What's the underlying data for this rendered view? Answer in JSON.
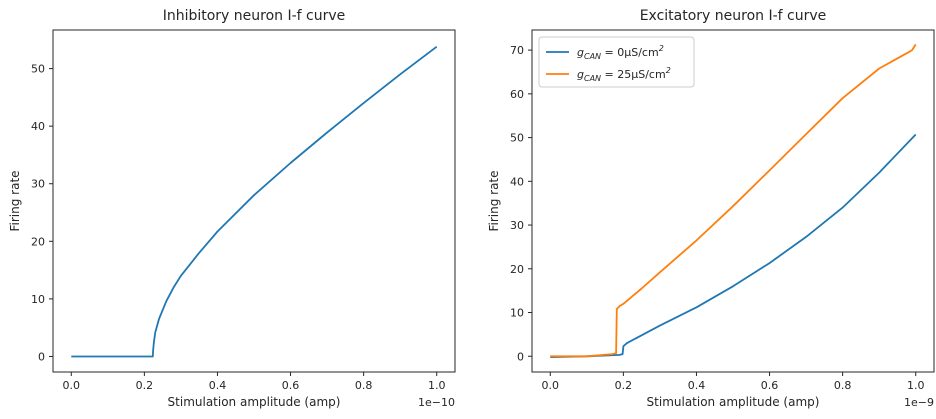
{
  "chart_data": [
    {
      "type": "line",
      "title": "Inhibitory neuron I-f curve",
      "xlabel": "Stimulation amplitude (amp)",
      "ylabel": "Firing rate",
      "x_offset_label": "1e−10",
      "xlim": [
        -0.05,
        1.05
      ],
      "ylim": [
        -2.7,
        56.7
      ],
      "xticks": [
        0.0,
        0.2,
        0.4,
        0.6,
        0.8,
        1.0
      ],
      "xtick_labels": [
        "0.0",
        "0.2",
        "0.4",
        "0.6",
        "0.8",
        "1.0"
      ],
      "yticks": [
        0,
        10,
        20,
        30,
        40,
        50
      ],
      "ytick_labels": [
        "0",
        "10",
        "20",
        "30",
        "40",
        "50"
      ],
      "series": [
        {
          "color": "#1f77b4",
          "x": [
            0.0,
            0.223,
            0.224,
            0.226,
            0.23,
            0.24,
            0.26,
            0.28,
            0.3,
            0.35,
            0.4,
            0.5,
            0.6,
            0.7,
            0.8,
            0.9,
            1.0
          ],
          "y": [
            0,
            0,
            1.0,
            2.5,
            4.2,
            6.5,
            9.6,
            12.0,
            14.0,
            18.0,
            21.7,
            28.0,
            33.6,
            38.9,
            44.0,
            49.0,
            53.8
          ]
        }
      ]
    },
    {
      "type": "line",
      "title": "Excitatory neuron I-f curve",
      "xlabel": "Stimulation amplitude (amp)",
      "ylabel": "Firing rate",
      "x_offset_label": "1e−9",
      "xlim": [
        -0.05,
        1.05
      ],
      "ylim": [
        -3.6,
        74.6
      ],
      "xticks": [
        0.0,
        0.2,
        0.4,
        0.6,
        0.8,
        1.0
      ],
      "xtick_labels": [
        "0.0",
        "0.2",
        "0.4",
        "0.6",
        "0.8",
        "1.0"
      ],
      "yticks": [
        0,
        10,
        20,
        30,
        40,
        50,
        60,
        70
      ],
      "ytick_labels": [
        "0",
        "10",
        "20",
        "30",
        "40",
        "50",
        "60",
        "70"
      ],
      "legend_position": "top-left",
      "series": [
        {
          "name_parts": {
            "g": "g",
            "sub": "CAN",
            "rest": " = 0μS/cm",
            "sup": "2"
          },
          "color": "#1f77b4",
          "x": [
            0.0,
            0.1,
            0.19,
            0.198,
            0.2,
            0.21,
            0.25,
            0.3,
            0.4,
            0.5,
            0.6,
            0.7,
            0.8,
            0.9,
            1.0
          ],
          "y": [
            -0.2,
            0.0,
            0.3,
            0.5,
            2.3,
            3.0,
            4.8,
            7.0,
            11.2,
            16.0,
            21.3,
            27.3,
            34.0,
            42.0,
            50.7
          ]
        },
        {
          "name_parts": {
            "g": "g",
            "sub": "CAN",
            "rest": " = 25μS/cm",
            "sup": "2"
          },
          "color": "#ff7f0e",
          "x": [
            0.0,
            0.1,
            0.17,
            0.18,
            0.182,
            0.19,
            0.2,
            0.25,
            0.3,
            0.4,
            0.5,
            0.6,
            0.7,
            0.8,
            0.9,
            0.98,
            0.99,
            1.0
          ],
          "y": [
            0.0,
            0.0,
            0.5,
            0.7,
            10.8,
            11.5,
            12.0,
            15.5,
            19.2,
            26.5,
            34.3,
            42.5,
            50.8,
            59.0,
            65.8,
            69.5,
            70.0,
            71.3
          ]
        }
      ]
    }
  ]
}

→ Task directions
An exact transcription of all the entries is required, without the pictures.

→ Correct result
What's the underlying data for this rendered view? Answer in JSON.
{
  "chart_data": [
    {
      "type": "line",
      "title": "Inhibitory neuron I-f curve",
      "xlabel": "Stimulation amplitude (amp)",
      "ylabel": "Firing rate",
      "x_offset_label": "1e−10",
      "xlim": [
        -0.05,
        1.05
      ],
      "ylim": [
        -2.7,
        56.7
      ],
      "xticks": [
        0.0,
        0.2,
        0.4,
        0.6,
        0.8,
        1.0
      ],
      "xtick_labels": [
        "0.0",
        "0.2",
        "0.4",
        "0.6",
        "0.8",
        "1.0"
      ],
      "yticks": [
        0,
        10,
        20,
        30,
        40,
        50
      ],
      "ytick_labels": [
        "0",
        "10",
        "20",
        "30",
        "40",
        "50"
      ],
      "series": [
        {
          "color": "#1f77b4",
          "x": [
            0.0,
            0.223,
            0.224,
            0.226,
            0.23,
            0.24,
            0.26,
            0.28,
            0.3,
            0.35,
            0.4,
            0.5,
            0.6,
            0.7,
            0.8,
            0.9,
            1.0
          ],
          "y": [
            0,
            0,
            1.0,
            2.5,
            4.2,
            6.5,
            9.6,
            12.0,
            14.0,
            18.0,
            21.7,
            28.0,
            33.6,
            38.9,
            44.0,
            49.0,
            53.8
          ]
        }
      ]
    },
    {
      "type": "line",
      "title": "Excitatory neuron I-f curve",
      "xlabel": "Stimulation amplitude (amp)",
      "ylabel": "Firing rate",
      "x_offset_label": "1e−9",
      "xlim": [
        -0.05,
        1.05
      ],
      "ylim": [
        -3.6,
        74.6
      ],
      "xticks": [
        0.0,
        0.2,
        0.4,
        0.6,
        0.8,
        1.0
      ],
      "xtick_labels": [
        "0.0",
        "0.2",
        "0.4",
        "0.6",
        "0.8",
        "1.0"
      ],
      "yticks": [
        0,
        10,
        20,
        30,
        40,
        50,
        60,
        70
      ],
      "ytick_labels": [
        "0",
        "10",
        "20",
        "30",
        "40",
        "50",
        "60",
        "70"
      ],
      "legend_position": "top-left",
      "series": [
        {
          "name_parts": {
            "g": "g",
            "sub": "CAN",
            "rest": " = 0μS/cm",
            "sup": "2"
          },
          "color": "#1f77b4",
          "x": [
            0.0,
            0.1,
            0.19,
            0.198,
            0.2,
            0.21,
            0.25,
            0.3,
            0.4,
            0.5,
            0.6,
            0.7,
            0.8,
            0.9,
            1.0
          ],
          "y": [
            -0.2,
            0.0,
            0.3,
            0.5,
            2.3,
            3.0,
            4.8,
            7.0,
            11.2,
            16.0,
            21.3,
            27.3,
            34.0,
            42.0,
            50.7
          ]
        },
        {
          "name_parts": {
            "g": "g",
            "sub": "CAN",
            "rest": " = 25μS/cm",
            "sup": "2"
          },
          "color": "#ff7f0e",
          "x": [
            0.0,
            0.1,
            0.17,
            0.18,
            0.182,
            0.19,
            0.2,
            0.25,
            0.3,
            0.4,
            0.5,
            0.6,
            0.7,
            0.8,
            0.9,
            0.98,
            0.99,
            1.0
          ],
          "y": [
            0.0,
            0.0,
            0.5,
            0.7,
            10.8,
            11.5,
            12.0,
            15.5,
            19.2,
            26.5,
            34.3,
            42.5,
            50.8,
            59.0,
            65.8,
            69.5,
            70.0,
            71.3
          ]
        }
      ]
    }
  ]
}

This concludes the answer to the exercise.